(Records of where elements appear)
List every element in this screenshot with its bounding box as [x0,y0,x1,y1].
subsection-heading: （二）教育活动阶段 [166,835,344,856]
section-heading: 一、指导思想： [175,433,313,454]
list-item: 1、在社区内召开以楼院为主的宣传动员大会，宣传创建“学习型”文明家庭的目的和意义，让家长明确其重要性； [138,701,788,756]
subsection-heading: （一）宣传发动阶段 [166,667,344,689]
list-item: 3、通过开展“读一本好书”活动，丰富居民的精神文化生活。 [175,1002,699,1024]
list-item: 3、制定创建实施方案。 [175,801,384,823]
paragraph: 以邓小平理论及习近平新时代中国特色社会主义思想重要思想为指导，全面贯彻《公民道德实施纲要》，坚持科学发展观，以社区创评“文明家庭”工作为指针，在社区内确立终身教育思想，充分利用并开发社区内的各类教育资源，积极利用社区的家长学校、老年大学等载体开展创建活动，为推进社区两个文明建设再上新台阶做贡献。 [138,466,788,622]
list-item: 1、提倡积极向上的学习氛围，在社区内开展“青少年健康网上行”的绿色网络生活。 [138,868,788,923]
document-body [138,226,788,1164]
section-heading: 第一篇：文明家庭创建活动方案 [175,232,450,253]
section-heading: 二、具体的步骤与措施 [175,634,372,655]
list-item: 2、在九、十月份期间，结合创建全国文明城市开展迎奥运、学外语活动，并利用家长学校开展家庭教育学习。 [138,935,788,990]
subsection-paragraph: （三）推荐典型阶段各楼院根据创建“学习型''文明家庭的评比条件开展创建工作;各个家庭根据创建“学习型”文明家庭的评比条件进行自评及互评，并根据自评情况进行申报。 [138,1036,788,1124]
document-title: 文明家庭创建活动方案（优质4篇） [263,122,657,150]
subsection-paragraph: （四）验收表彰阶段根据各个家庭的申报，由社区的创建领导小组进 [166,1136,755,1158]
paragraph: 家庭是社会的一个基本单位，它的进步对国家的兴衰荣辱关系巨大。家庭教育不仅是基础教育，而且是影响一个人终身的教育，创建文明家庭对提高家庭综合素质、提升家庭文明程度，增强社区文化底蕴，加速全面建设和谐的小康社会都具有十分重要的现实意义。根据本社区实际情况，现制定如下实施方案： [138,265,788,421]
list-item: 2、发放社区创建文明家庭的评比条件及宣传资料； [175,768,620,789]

TASK STATEMENT: Rewrite the records above in full, swapping every "list-item" for "list-entry" and keeping everything else the same.

WRITTEN ANSWER:
List every element in this screenshot with its bounding box as [x0,y0,x1,y1].
subsection-heading: （二）教育活动阶段 [166,835,344,856]
section-heading: 一、指导思想： [175,433,313,454]
list-entry: 1、在社区内召开以楼院为主的宣传动员大会，宣传创建“学习型”文明家庭的目的和意义，让家长明确其重要性； [138,701,788,756]
subsection-heading: （一）宣传发动阶段 [166,667,344,689]
list-entry: 3、通过开展“读一本好书”活动，丰富居民的精神文化生活。 [175,1002,699,1024]
list-entry: 3、制定创建实施方案。 [175,801,384,823]
paragraph: 以邓小平理论及习近平新时代中国特色社会主义思想重要思想为指导，全面贯彻《公民道德实施纲要》，坚持科学发展观，以社区创评“文明家庭”工作为指针，在社区内确立终身教育思想，充分利用并开发社区内的各类教育资源，积极利用社区的家长学校、老年大学等载体开展创建活动，为推进社区两个文明建设再上新台阶做贡献。 [138,466,788,622]
list-entry: 1、提倡积极向上的学习氛围，在社区内开展“青少年健康网上行”的绿色网络生活。 [138,868,788,923]
document-body [138,226,788,1164]
section-heading: 第一篇：文明家庭创建活动方案 [175,232,450,253]
section-heading: 二、具体的步骤与措施 [175,634,372,655]
list-entry: 2、在九、十月份期间，结合创建全国文明城市开展迎奥运、学外语活动，并利用家长学校开展家庭教育学习。 [138,935,788,990]
subsection-paragraph: （三）推荐典型阶段各楼院根据创建“学习型''文明家庭的评比条件开展创建工作;各个家庭根据创建“学习型”文明家庭的评比条件进行自评及互评，并根据自评情况进行申报。 [138,1036,788,1124]
document-title: 文明家庭创建活动方案（优质4篇） [263,122,657,150]
subsection-paragraph: （四）验收表彰阶段根据各个家庭的申报，由社区的创建领导小组进 [166,1136,755,1158]
paragraph: 家庭是社会的一个基本单位，它的进步对国家的兴衰荣辱关系巨大。家庭教育不仅是基础教育，而且是影响一个人终身的教育，创建文明家庭对提高家庭综合素质、提升家庭文明程度，增强社区文化底蕴，加速全面建设和谐的小康社会都具有十分重要的现实意义。根据本社区实际情况，现制定如下实施方案： [138,265,788,421]
list-entry: 2、发放社区创建文明家庭的评比条件及宣传资料； [175,768,620,789]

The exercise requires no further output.